§ **PROBLEM TO WORK ON**
Please state how many lines in the records contain the string "previous", with no words besides the number.

+++ DATA SHOWN

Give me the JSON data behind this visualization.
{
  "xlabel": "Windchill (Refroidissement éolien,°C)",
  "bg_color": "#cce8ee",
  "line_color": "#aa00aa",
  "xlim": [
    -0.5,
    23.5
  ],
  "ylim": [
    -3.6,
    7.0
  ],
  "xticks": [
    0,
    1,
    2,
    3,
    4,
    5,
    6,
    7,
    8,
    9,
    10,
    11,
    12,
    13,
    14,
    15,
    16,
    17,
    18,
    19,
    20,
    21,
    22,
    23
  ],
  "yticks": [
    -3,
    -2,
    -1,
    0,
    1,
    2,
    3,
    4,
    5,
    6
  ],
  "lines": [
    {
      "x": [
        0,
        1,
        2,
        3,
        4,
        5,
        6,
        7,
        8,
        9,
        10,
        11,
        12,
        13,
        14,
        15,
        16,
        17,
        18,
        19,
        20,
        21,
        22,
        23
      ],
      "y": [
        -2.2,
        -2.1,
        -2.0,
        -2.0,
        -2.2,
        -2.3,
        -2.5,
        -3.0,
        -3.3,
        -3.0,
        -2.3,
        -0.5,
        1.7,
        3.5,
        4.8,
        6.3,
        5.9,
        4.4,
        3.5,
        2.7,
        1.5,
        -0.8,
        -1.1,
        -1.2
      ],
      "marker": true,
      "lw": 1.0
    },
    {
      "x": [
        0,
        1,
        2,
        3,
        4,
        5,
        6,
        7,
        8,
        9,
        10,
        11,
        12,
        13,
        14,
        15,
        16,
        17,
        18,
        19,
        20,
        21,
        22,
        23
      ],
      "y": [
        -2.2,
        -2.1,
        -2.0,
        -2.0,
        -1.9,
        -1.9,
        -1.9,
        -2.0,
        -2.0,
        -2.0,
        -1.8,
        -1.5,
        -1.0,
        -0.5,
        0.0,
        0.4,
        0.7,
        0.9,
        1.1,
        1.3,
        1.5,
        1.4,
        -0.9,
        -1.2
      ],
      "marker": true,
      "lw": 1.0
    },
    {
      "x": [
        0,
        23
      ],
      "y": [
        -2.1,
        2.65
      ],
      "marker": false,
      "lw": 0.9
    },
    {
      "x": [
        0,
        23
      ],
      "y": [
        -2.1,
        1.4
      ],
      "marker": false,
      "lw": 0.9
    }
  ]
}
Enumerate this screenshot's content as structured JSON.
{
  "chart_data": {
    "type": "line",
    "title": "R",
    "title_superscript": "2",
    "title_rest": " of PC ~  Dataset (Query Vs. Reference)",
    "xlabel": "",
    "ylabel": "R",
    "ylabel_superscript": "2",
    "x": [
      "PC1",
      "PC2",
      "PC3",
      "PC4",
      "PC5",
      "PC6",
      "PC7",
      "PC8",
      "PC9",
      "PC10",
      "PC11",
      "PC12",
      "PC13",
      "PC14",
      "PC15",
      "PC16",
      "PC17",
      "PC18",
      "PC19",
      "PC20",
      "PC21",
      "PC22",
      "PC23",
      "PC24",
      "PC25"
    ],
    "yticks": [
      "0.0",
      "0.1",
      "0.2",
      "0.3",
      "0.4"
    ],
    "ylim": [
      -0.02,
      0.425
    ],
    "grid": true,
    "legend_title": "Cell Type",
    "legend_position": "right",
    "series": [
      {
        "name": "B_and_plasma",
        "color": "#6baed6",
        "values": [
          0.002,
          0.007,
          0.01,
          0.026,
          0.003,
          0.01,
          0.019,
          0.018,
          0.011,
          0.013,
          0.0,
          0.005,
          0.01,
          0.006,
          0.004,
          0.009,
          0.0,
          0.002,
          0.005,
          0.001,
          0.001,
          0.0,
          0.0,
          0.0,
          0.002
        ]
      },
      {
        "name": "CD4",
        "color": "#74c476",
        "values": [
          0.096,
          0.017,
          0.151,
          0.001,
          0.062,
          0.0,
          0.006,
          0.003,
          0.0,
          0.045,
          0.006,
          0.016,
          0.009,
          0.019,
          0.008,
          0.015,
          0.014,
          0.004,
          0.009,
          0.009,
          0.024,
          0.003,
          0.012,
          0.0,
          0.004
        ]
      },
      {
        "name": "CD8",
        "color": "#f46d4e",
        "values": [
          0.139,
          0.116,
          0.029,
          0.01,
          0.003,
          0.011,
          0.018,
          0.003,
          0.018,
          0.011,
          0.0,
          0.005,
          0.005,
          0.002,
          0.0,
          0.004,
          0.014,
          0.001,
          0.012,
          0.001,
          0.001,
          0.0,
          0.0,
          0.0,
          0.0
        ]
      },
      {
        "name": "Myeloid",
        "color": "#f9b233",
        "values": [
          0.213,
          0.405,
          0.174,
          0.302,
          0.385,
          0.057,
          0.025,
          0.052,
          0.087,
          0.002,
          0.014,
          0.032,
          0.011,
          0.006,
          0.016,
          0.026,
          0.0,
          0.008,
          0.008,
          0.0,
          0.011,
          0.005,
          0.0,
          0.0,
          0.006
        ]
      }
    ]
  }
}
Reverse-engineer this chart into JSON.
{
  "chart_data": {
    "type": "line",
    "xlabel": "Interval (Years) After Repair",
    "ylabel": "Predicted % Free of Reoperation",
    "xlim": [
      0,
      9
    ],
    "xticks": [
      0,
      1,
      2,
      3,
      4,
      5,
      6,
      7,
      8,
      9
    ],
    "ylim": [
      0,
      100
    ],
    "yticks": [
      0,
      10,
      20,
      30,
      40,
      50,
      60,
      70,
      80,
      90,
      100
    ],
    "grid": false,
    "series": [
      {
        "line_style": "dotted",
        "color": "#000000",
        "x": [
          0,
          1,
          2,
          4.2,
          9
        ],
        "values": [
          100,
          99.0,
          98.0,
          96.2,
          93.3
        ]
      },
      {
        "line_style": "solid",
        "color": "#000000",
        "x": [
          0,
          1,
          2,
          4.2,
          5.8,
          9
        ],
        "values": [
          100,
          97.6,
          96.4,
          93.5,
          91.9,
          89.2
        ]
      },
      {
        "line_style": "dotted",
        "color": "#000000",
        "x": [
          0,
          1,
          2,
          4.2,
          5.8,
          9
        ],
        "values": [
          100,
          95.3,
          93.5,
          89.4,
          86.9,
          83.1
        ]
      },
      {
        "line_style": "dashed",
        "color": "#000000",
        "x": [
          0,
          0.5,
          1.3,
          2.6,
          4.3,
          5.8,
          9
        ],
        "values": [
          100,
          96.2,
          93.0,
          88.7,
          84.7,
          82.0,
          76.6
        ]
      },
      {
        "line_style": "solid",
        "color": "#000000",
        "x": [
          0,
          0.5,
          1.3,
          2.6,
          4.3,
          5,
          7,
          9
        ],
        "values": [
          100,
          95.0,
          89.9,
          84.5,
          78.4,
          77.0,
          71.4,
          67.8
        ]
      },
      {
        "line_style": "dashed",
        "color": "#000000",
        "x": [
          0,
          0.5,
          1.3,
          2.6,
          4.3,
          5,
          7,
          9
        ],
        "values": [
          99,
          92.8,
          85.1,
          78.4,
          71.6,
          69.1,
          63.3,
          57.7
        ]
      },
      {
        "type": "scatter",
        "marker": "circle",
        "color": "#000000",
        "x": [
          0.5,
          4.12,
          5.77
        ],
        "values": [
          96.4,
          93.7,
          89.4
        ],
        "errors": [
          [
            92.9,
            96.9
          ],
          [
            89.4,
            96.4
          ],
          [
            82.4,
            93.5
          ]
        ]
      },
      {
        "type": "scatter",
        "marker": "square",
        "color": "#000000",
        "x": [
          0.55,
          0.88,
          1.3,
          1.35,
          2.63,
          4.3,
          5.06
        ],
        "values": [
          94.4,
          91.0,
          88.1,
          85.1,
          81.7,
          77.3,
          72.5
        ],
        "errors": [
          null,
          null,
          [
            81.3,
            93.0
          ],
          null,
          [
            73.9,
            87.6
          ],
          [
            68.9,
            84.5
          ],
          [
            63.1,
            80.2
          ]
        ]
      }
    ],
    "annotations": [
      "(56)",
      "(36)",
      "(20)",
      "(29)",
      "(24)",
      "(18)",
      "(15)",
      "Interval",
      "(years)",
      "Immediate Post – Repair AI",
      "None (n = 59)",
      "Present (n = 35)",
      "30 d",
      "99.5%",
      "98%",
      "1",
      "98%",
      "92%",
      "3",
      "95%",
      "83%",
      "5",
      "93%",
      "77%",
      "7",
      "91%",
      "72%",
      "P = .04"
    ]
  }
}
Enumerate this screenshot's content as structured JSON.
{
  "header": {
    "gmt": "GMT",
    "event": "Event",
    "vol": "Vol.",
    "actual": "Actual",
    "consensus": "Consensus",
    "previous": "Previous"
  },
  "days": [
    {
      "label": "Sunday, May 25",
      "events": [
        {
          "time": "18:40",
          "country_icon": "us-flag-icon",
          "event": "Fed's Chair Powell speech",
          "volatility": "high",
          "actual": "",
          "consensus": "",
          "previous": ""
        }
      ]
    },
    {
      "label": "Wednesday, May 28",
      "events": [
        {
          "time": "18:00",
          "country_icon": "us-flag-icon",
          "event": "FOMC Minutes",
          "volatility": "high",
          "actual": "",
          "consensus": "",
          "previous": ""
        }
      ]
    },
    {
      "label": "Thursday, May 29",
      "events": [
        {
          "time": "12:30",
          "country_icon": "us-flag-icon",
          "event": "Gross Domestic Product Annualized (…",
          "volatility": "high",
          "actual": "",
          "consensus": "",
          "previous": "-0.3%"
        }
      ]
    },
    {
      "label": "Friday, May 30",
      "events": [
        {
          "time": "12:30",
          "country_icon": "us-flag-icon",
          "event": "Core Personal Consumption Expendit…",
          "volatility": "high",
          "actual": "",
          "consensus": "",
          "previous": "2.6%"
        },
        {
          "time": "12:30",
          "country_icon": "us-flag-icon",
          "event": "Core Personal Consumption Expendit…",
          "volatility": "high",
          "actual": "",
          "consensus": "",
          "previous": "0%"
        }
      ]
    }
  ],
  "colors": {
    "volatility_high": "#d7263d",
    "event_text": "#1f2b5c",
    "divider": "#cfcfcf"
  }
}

++++++

§ **COMPLETE ANSWER**
6